## WRITTEN REQUEST
Your task is to transcribe all the entries exactly, excluding pictures.

## Dataset records
** START **
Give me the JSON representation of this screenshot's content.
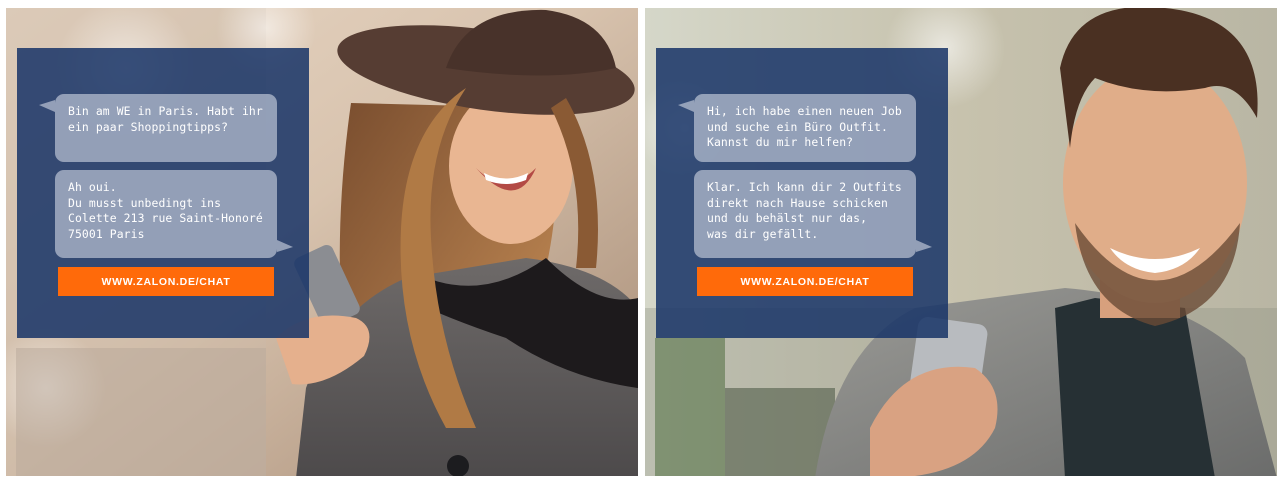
{
  "ads": [
    {
      "messages": [
        "Bin am WE in Paris. Habt ihr\nein paar Shoppingtipps?",
        "Ah oui.\nDu musst unbedingt ins\nColette 213 rue Saint-Honoré\n75001 Paris"
      ],
      "cta_label": "WWW.ZALON.DE/CHAT"
    },
    {
      "messages": [
        "Hi, ich habe einen neuen Job\nund suche ein Büro Outfit.\nKannst du mir helfen?",
        "Klar. Ich kann dir 2 Outfits\ndirekt nach Hause schicken\nund du behälst nur das,\nwas dir gefällt."
      ],
      "cta_label": "WWW.ZALON.DE/CHAT"
    }
  ],
  "colors": {
    "card_bg": "#183468",
    "bubble_bg": "#ced5e2",
    "cta_bg": "#ff6a0a",
    "text": "#ffffff"
  }
}
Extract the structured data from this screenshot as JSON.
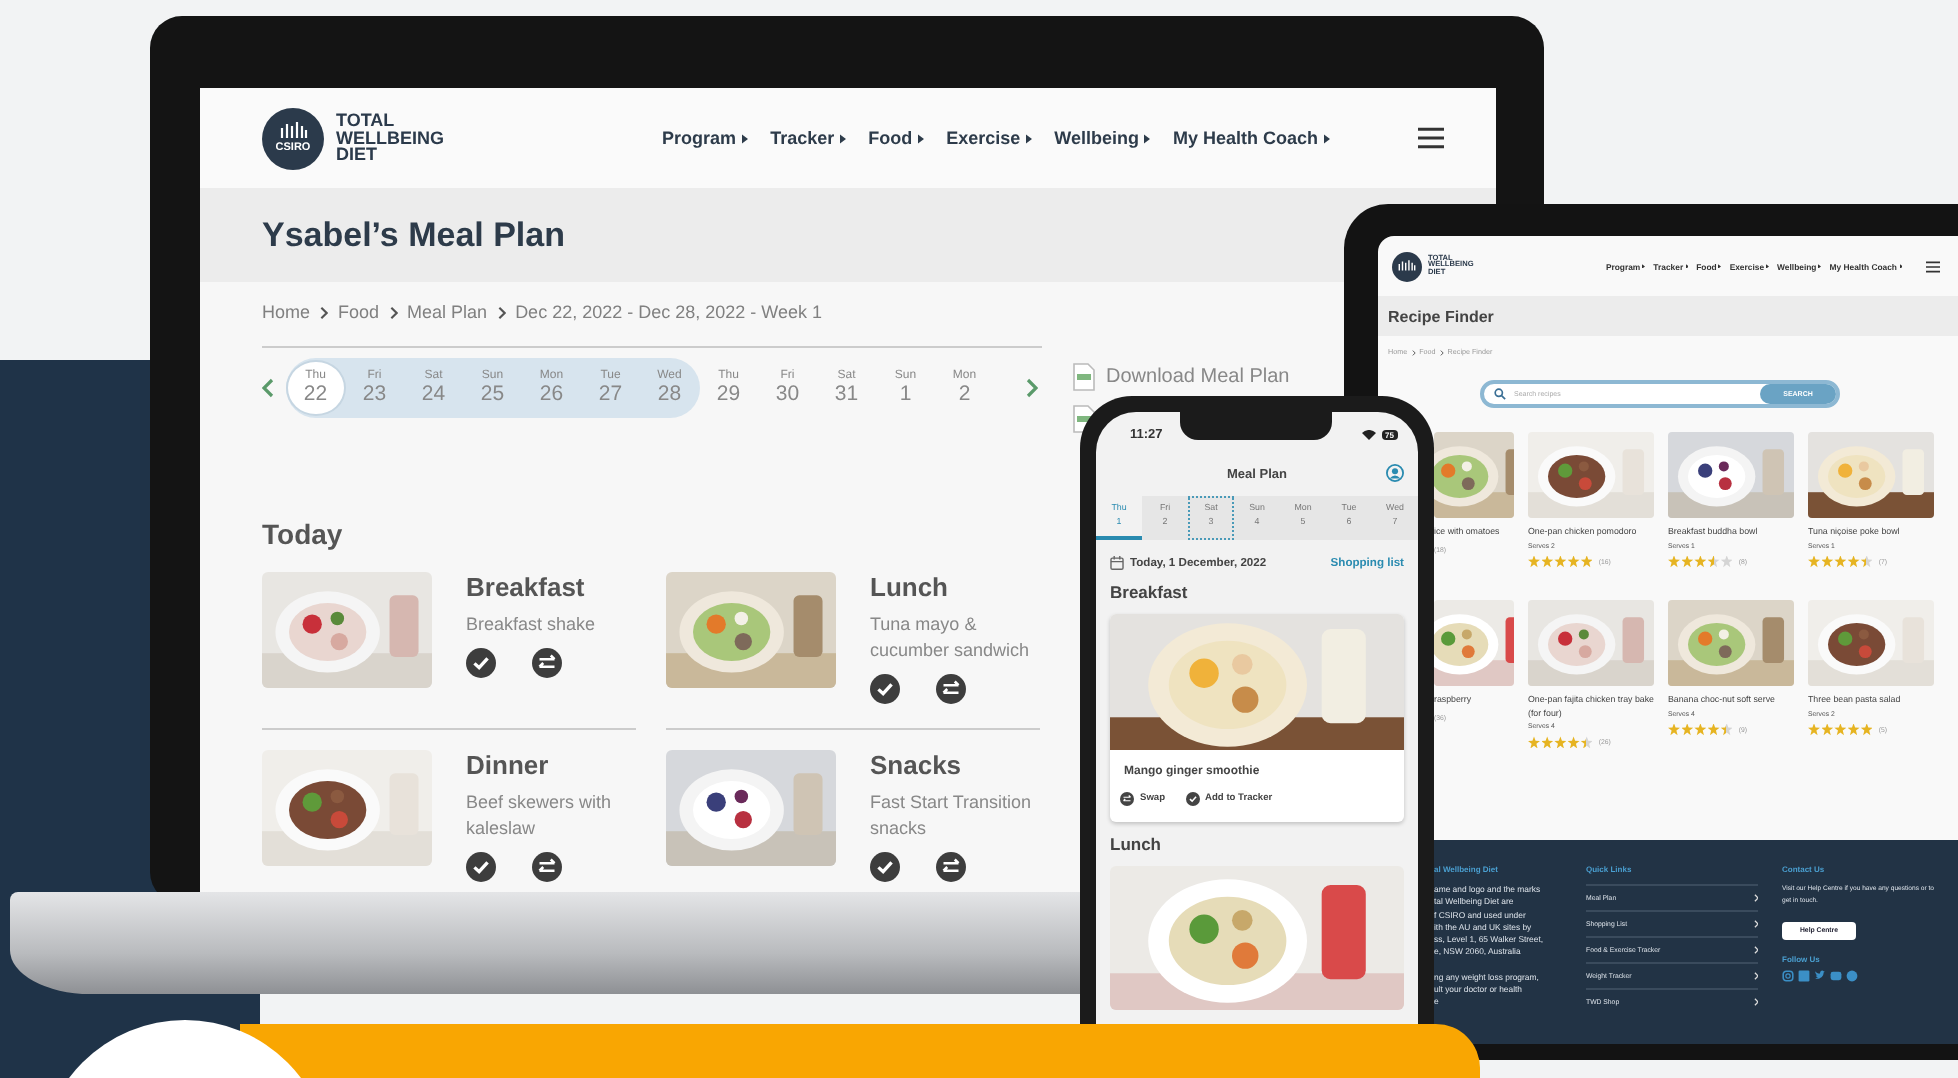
** END **
## THE COMPLETED TASK
Give me the JSON representation of this screenshot's content.
{
  "ads": [
    {
      "messages": [
        "Bin am WE in Paris. Habt ihr\nein paar Shoppingtipps?",
        "Ah oui.\nDu musst unbedingt ins\nColette 213 rue Saint-Honoré\n75001 Paris"
      ],
      "cta_label": "WWW.ZALON.DE/CHAT"
    },
    {
      "messages": [
        "Hi, ich habe einen neuen Job\nund suche ein Büro Outfit.\nKannst du mir helfen?",
        "Klar. Ich kann dir 2 Outfits\ndirekt nach Hause schicken\nund du behälst nur das,\nwas dir gefällt."
      ],
      "cta_label": "WWW.ZALON.DE/CHAT"
    }
  ],
  "colors": {
    "card_bg": "#183468",
    "bubble_bg": "#ced5e2",
    "cta_bg": "#ff6a0a",
    "text": "#ffffff"
  }
}
Extract the structured data from this screenshot as JSON.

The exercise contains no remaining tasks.